▸ **TEXTO APRESENTADO**
::::::::
O trabalho desempenha incontornável papel na vida de cada pessoa, dando-lhe
o sentido de pertença a uma comunidade e o de cumprimento de uma missão intransferível.
Não se trata do trabalho entendido em sentido puramente mercantilista, enquanto prestação de
uma atividade paga, mas, sobretudo, na aceção abrangente de categoria humana
que possibilita a expressão radical das nossas aptidões técnicas, fazendo de
nós seres humano-sociais, capazes de transformar a sociedade e os seus territórios.
Uma vida sem
esta componente fica circunscrita a um cinzento leque de trivialidades, pois é o
trabalho que dá o tónus de utilidade e de elevação às nossas competências,
tirando partido dos talentos e inclinações pessoais, tornando-se expressão total
da nossa personalidade humana.
Isto, ao arrepio
do sentido etimológico da palavra “trabalho”, que remete para uma perspetiva negativa.
Efetivamente, o termo “trabalho” – do latino “tripalium”
(três paus) – associava-se à ideia de tortura, pois o tripalium era a designação do instrumento (formado
por três estacas de madeira) que visava a punição de um trabalhador não
aplicado ou mesmo insurreto.
Porém, recuperando o sentido do termo “lavor” – do
latino “labor”, derivado de “laborare”
(lavrar), que remete para o trabalho na terra (a lavoura) –, teremos já a ideia
positiva de uma ação transformadora (reservada a determinados escalões
sociais). E, nos dias que correm, o conceito de trabalho evoluiu e tornou-se
transversal a toda a sociedade, sendo entendido como a aplicação de
determinadas faculdades, com dispêndio de tempo e de espaço, para atingir um
determinado fim. Contudo, a dedicação a uma atividade, implicando sempre um
maior ou menor esforço da parte do agente, atrairá, em si mesma, um conjunto de
resultados valorativos.
Assim, ao trabalho está inerente a capacidade de a
pessoa que trabalha contribuir, com as suas habilidades, para o bem da
coletividade a que o seu múnus está associado, pondo a sua ciência e a sua
técnica ao serviço dos interesses do grupo, com vista a atingir um determinado
objetivo. Por outro lado, a dinâmica do trabalho implica uma componente
de serviço, de estar ao serviço de, de estar dedicado a algo ou a alguém. E,
obviamente, a parte remuneratória garante a sobrevivência do trabalhador, no
presente e no futuro, e o seu contributo material para o sustento da família.
::::::::
▸ **INSTRUÇÃO A**
Responda às perguntas seguintes sobre o texto acerca do trabalho, uma por linha:
(i) De que palavra latina vem o termo “trabalho”?
(ii) Que significa “laborare”, segundo o texto?
(iii) O que garante a parte remuneratória do trabalho?
▸ **INSTRUÇÃO B**
Retome o texto sobre o trabalho a seguir à sua última frase, escrevendo um parágrafo que prossiga o mesmo raciocínio.

▸ **Itens guardados de uma coleção**
::::::::
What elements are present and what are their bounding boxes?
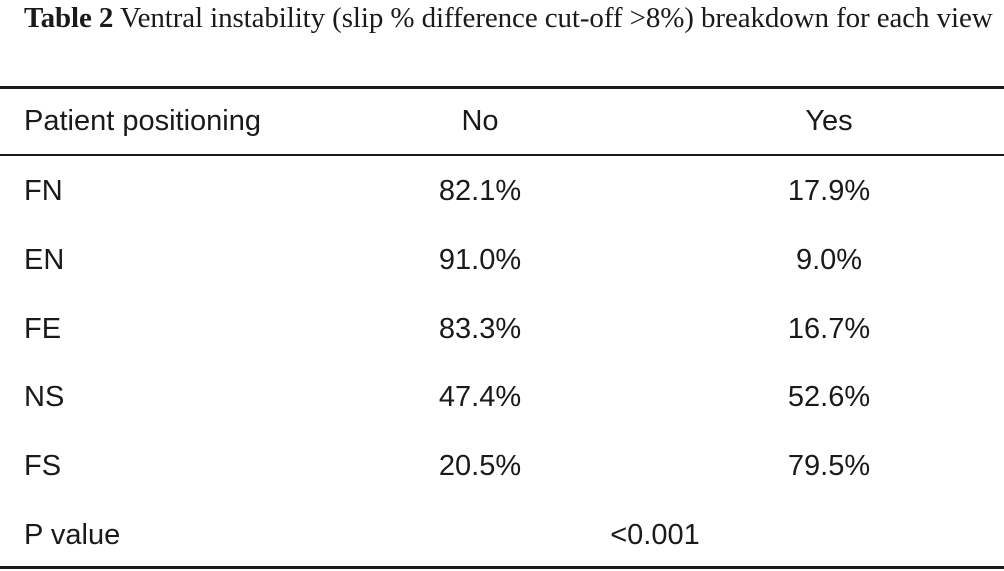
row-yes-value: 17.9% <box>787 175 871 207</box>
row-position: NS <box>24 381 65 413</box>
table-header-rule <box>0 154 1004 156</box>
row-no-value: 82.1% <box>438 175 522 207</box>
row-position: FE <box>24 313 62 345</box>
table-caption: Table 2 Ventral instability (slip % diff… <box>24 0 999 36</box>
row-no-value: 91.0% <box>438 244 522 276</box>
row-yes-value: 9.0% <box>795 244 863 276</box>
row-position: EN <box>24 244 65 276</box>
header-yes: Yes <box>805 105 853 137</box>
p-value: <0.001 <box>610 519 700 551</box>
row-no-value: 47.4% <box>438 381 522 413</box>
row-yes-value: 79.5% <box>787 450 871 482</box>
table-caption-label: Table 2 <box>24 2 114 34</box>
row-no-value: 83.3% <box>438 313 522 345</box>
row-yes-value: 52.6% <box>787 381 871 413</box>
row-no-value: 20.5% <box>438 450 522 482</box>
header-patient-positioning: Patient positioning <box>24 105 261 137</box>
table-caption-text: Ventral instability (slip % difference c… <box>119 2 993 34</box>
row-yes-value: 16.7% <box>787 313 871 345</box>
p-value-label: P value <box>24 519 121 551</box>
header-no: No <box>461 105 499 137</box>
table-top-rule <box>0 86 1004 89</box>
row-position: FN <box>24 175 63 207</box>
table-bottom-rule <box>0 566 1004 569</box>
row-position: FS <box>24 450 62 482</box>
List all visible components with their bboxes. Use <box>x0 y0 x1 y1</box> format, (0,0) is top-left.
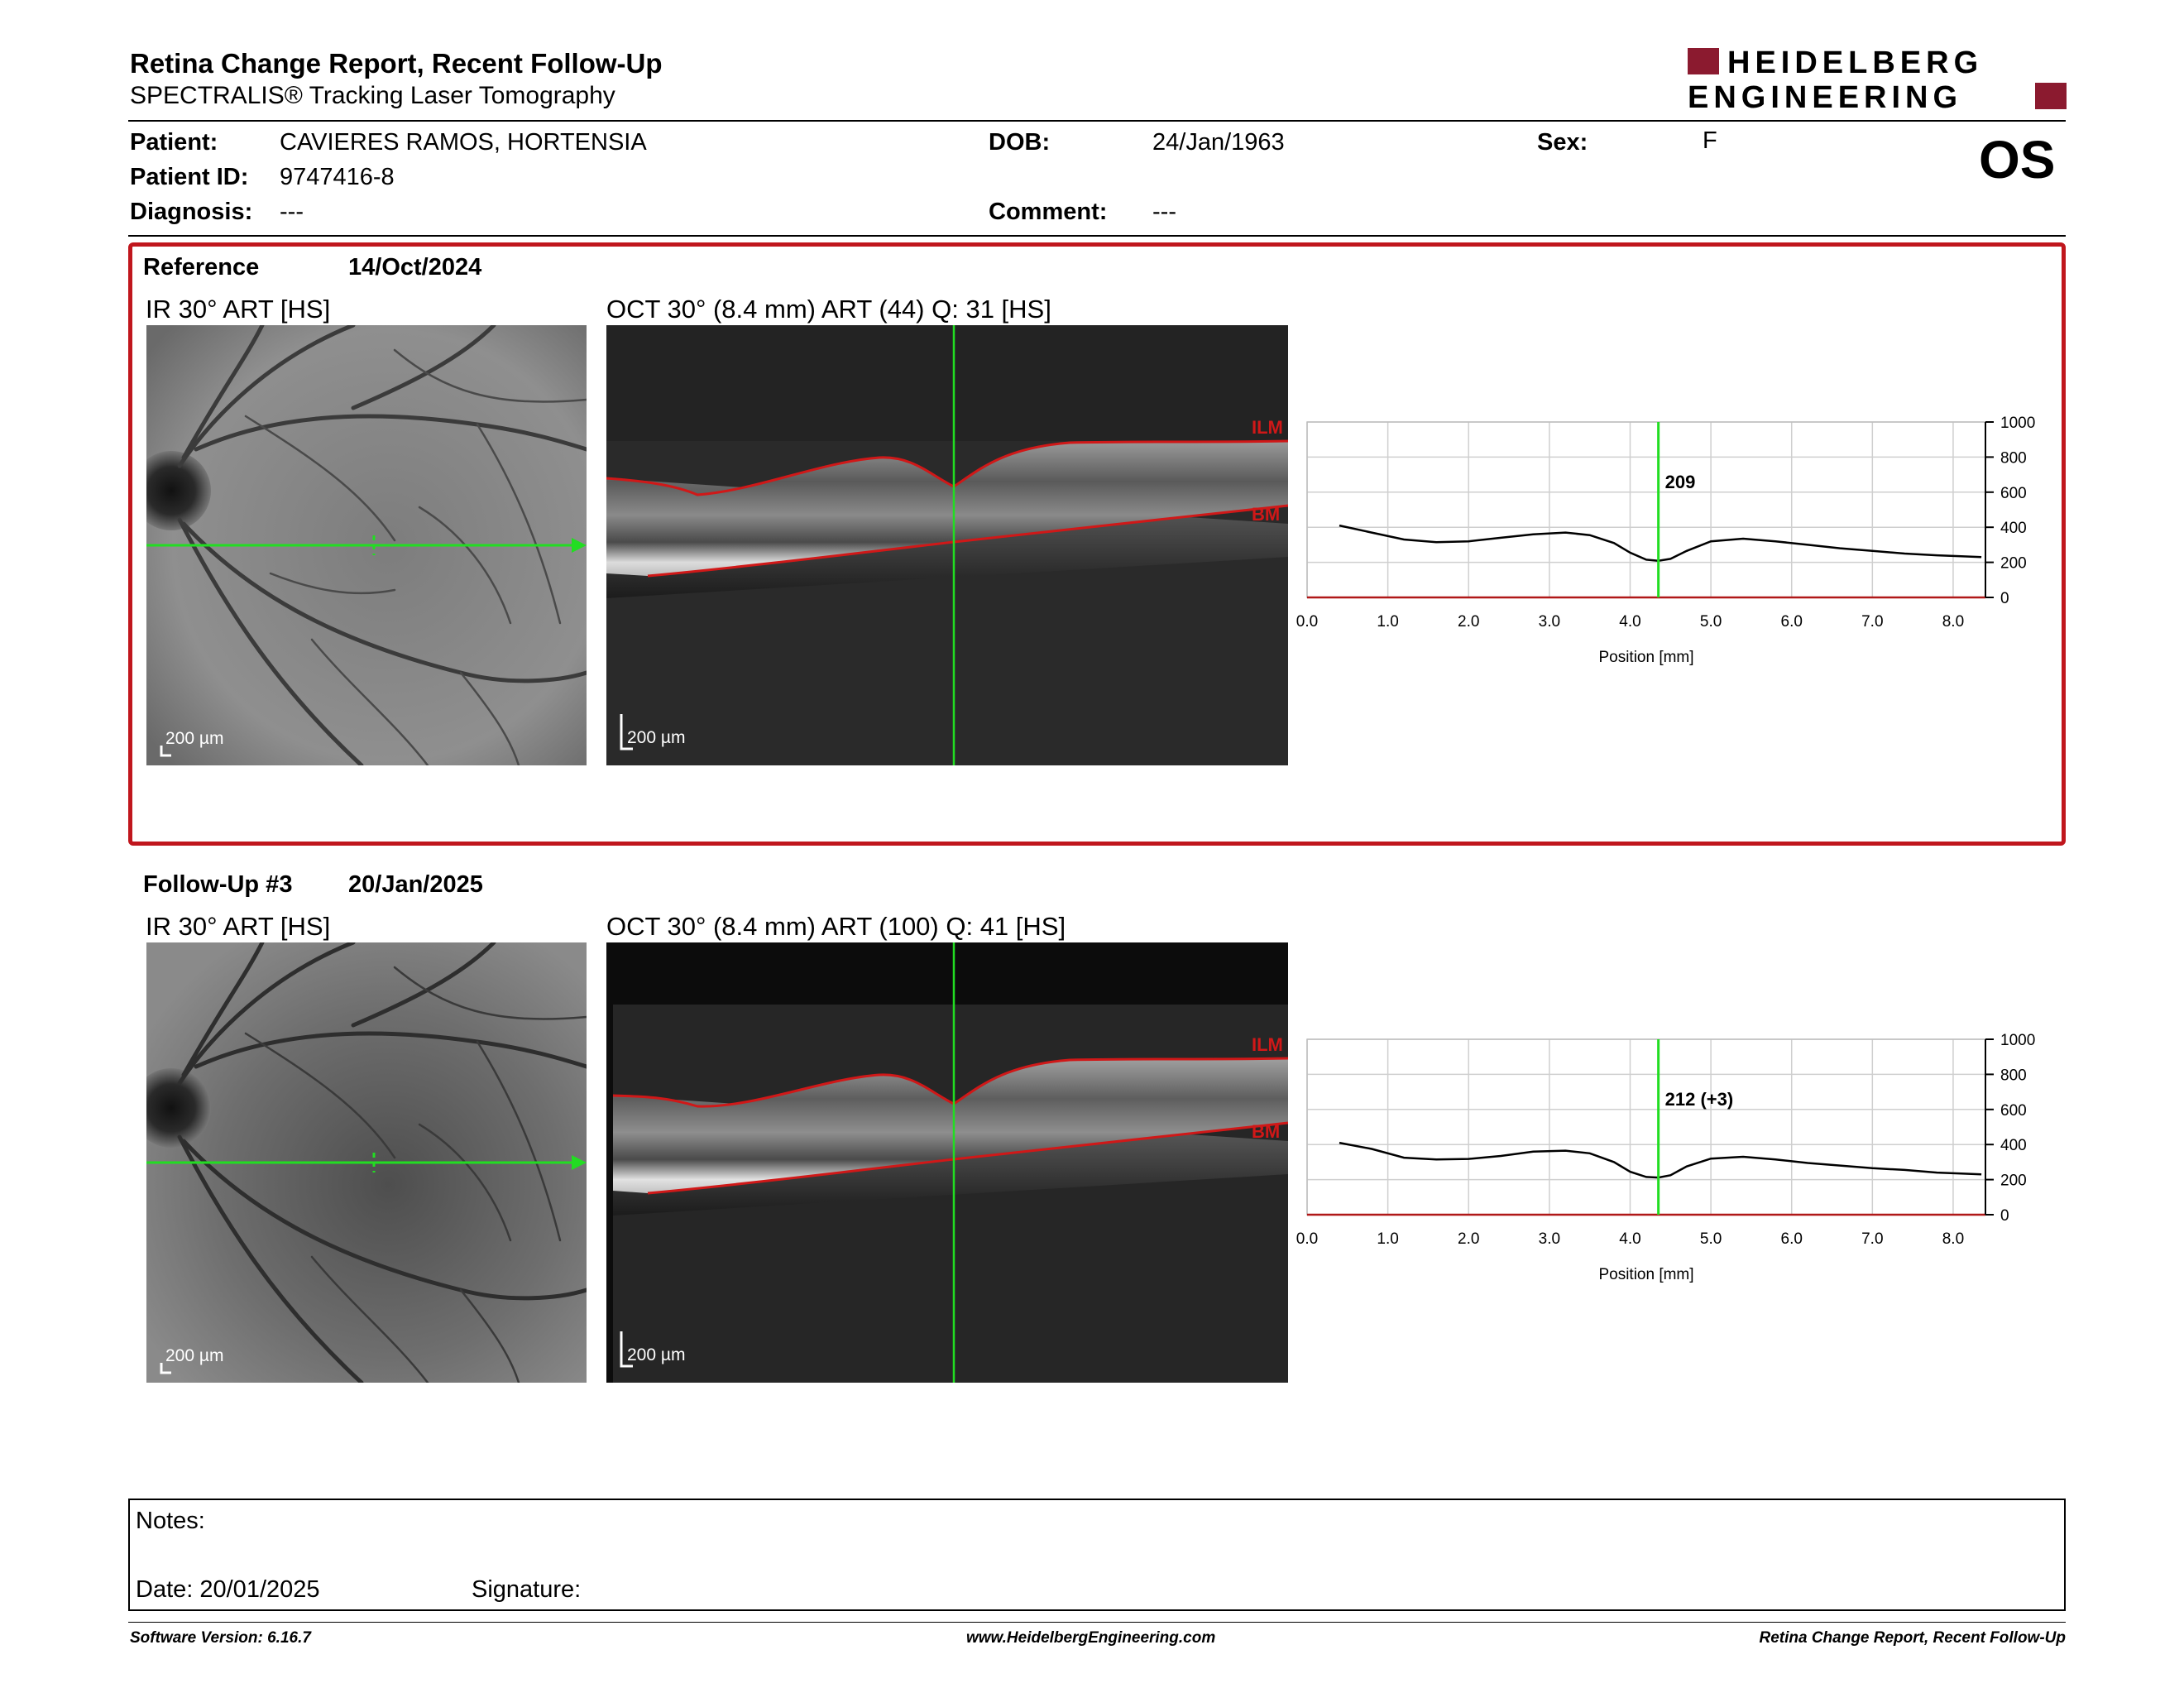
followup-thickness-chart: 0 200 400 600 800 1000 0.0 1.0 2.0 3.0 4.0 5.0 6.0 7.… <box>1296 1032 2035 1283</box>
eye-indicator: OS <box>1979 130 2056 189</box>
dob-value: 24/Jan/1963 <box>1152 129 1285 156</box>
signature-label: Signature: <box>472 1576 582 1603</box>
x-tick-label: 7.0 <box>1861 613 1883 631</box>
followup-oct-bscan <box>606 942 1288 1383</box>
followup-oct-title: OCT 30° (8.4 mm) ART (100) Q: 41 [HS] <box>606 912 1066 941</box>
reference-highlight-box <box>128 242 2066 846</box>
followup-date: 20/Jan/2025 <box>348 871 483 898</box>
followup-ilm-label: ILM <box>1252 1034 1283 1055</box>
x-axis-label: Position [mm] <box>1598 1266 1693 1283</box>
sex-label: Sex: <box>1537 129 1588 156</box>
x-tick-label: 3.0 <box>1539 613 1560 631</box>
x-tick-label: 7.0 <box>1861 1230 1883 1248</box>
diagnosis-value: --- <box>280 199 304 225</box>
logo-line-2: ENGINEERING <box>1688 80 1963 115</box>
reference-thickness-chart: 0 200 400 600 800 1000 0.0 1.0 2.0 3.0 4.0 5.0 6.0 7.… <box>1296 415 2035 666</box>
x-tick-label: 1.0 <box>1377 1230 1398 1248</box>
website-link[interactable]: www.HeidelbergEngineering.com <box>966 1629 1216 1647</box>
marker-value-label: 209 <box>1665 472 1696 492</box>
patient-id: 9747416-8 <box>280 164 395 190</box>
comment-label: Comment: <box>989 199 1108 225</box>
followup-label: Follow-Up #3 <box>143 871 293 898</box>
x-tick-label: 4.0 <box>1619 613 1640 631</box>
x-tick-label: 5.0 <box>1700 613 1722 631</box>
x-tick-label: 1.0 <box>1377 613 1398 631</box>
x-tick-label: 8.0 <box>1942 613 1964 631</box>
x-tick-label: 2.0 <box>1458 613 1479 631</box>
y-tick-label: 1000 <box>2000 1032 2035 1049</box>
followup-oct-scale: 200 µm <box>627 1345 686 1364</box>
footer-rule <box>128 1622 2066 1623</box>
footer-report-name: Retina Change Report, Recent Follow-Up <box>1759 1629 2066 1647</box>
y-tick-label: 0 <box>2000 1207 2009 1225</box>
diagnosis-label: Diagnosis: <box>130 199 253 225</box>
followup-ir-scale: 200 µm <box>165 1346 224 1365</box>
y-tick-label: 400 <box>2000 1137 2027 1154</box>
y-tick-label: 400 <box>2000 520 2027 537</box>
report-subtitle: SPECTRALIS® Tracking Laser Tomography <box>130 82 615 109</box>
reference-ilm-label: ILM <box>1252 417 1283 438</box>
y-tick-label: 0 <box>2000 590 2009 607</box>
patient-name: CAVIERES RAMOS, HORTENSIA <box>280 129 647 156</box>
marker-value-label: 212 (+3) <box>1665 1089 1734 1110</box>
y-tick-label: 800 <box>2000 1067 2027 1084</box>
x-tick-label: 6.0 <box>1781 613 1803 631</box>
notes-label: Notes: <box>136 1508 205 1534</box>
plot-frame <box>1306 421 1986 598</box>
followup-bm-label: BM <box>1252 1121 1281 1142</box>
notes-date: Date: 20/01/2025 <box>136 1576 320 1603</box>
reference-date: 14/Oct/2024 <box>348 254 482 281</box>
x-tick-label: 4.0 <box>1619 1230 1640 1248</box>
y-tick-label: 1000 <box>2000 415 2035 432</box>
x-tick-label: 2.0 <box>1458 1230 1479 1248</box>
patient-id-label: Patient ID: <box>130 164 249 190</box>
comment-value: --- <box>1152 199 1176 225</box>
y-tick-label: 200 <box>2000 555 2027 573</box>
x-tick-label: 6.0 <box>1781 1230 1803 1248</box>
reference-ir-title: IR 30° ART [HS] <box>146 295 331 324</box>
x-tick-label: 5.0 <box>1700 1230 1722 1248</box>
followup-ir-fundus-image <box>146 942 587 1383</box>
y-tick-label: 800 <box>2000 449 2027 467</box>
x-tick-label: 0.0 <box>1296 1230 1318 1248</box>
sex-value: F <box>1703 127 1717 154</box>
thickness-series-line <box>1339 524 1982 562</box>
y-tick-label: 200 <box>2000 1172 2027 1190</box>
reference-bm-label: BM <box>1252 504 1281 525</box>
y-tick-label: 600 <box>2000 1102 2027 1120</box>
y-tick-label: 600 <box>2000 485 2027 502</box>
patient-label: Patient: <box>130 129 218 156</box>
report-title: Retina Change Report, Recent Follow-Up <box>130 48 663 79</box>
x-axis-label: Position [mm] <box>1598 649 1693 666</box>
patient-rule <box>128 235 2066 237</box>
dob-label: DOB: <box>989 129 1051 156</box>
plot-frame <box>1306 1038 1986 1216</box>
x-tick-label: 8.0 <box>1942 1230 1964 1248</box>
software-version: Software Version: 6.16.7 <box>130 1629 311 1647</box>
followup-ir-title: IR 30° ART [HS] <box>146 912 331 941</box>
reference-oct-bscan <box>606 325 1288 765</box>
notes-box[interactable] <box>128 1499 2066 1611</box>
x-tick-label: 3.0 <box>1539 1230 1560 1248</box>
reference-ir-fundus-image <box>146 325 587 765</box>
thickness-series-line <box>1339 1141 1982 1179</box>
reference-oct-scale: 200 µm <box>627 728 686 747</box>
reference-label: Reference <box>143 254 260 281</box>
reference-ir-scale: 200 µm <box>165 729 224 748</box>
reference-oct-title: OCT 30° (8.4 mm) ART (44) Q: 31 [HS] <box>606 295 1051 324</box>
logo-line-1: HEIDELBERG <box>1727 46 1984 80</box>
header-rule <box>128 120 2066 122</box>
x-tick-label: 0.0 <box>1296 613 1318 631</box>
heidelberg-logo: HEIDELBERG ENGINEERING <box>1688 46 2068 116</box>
::::::::
▸ **RESPOSTA ESCRITA A**
(i) De “tripalium” (três paus).
(ii) Significa lavrar.
(iii) Garante a sobrevivência do trabalhador, no presente e no futuro, e o seu contributo material para o sustento da família.

▸ **RESPOSTA ESCRITA B**
A realização de
cada um no trabalho será tanto maior quanto maior for a sua influência e o seu envolvimento
na prossecução dos resultados do grupo. (Por grupo, entenda-se, neste contexto,
qualquer tipo de agremiação (empresa, família, associação ou outro). E o valor
intrínseco do trabalho corresponderá a uma contribuição para o bem comum e não
a um resultado individualista ou narcisista.
Assim, o trabalho não deve traduzir-se num carreirismo
de fins egoístas, com vista à concretização estrita de objetivos de valorização
pessoal, caso em que os interesses do indivíduo se sobreporão aos interesses do
grupo. Este tipo de mentalidade leva a ter como objetivo último atingir, a
qualquer custo, o máximo na carreira profissional. O trabalho torna-se ídolo, que
absorve todo o tempo disponível e se sobrepõe a quaisquer outros interesses e
valores. Neste cenário, sacrificam-se outras vertentes de satisfação e de crescimento
pessoal, como a disponibilidade para a família e para os amigos, o cultivo da
História o interesse pela Cultura, o apreço pelas Artes e pela Literatura, bem
como o desenvolvimento de outros ofícios.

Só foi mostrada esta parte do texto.